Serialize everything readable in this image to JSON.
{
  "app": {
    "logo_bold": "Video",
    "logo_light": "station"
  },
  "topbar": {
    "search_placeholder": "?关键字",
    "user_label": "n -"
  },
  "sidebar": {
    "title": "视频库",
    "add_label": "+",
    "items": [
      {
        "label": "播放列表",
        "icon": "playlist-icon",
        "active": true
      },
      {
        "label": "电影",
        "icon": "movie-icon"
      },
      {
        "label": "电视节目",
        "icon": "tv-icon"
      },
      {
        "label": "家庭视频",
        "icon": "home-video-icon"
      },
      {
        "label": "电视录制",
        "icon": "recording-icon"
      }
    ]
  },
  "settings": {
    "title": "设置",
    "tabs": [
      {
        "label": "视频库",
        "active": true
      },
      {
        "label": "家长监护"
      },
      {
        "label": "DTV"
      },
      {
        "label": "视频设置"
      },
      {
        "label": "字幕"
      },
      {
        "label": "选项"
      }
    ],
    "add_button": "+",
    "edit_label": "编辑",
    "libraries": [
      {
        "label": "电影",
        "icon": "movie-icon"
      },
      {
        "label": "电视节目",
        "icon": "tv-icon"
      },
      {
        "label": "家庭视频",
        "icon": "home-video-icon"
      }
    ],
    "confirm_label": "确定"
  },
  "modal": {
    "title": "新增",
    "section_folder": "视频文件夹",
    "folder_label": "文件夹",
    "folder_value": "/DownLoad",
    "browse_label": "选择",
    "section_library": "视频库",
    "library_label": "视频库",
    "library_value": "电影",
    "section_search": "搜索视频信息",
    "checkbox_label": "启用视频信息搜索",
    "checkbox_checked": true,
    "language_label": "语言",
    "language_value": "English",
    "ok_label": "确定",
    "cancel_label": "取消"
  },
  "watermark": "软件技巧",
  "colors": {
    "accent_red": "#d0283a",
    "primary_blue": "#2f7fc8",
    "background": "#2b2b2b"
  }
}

• TASK INSTRUCTIONS: What do the records say? Quote them all exactly.

• WRITTEN ANSWER:
Serialize everything readable in this image to JSON.
{
  "app": {
    "logo_bold": "Video",
    "logo_light": "station"
  },
  "topbar": {
    "search_placeholder": "?关键字",
    "user_label": "n -"
  },
  "sidebar": {
    "title": "视频库",
    "add_label": "+",
    "items": [
      {
        "label": "播放列表",
        "icon": "playlist-icon",
        "active": true
      },
      {
        "label": "电影",
        "icon": "movie-icon"
      },
      {
        "label": "电视节目",
        "icon": "tv-icon"
      },
      {
        "label": "家庭视频",
        "icon": "home-video-icon"
      },
      {
        "label": "电视录制",
        "icon": "recording-icon"
      }
    ]
  },
  "settings": {
    "title": "设置",
    "tabs": [
      {
        "label": "视频库",
        "active": true
      },
      {
        "label": "家长监护"
      },
      {
        "label": "DTV"
      },
      {
        "label": "视频设置"
      },
      {
        "label": "字幕"
      },
      {
        "label": "选项"
      }
    ],
    "add_button": "+",
    "edit_label": "编辑",
    "libraries": [
      {
        "label": "电影",
        "icon": "movie-icon"
      },
      {
        "label": "电视节目",
        "icon": "tv-icon"
      },
      {
        "label": "家庭视频",
        "icon": "home-video-icon"
      }
    ],
    "confirm_label": "确定"
  },
  "modal": {
    "title": "新增",
    "section_folder": "视频文件夹",
    "folder_label": "文件夹",
    "folder_value": "/DownLoad",
    "browse_label": "选择",
    "section_library": "视频库",
    "library_label": "视频库",
    "library_value": "电影",
    "section_search": "搜索视频信息",
    "checkbox_label": "启用视频信息搜索",
    "checkbox_checked": true,
    "language_label": "语言",
    "language_value": "English",
    "ok_label": "确定",
    "cancel_label": "取消"
  },
  "watermark": "软件技巧",
  "colors": {
    "accent_red": "#d0283a",
    "primary_blue": "#2f7fc8",
    "background": "#2b2b2b"
  }
}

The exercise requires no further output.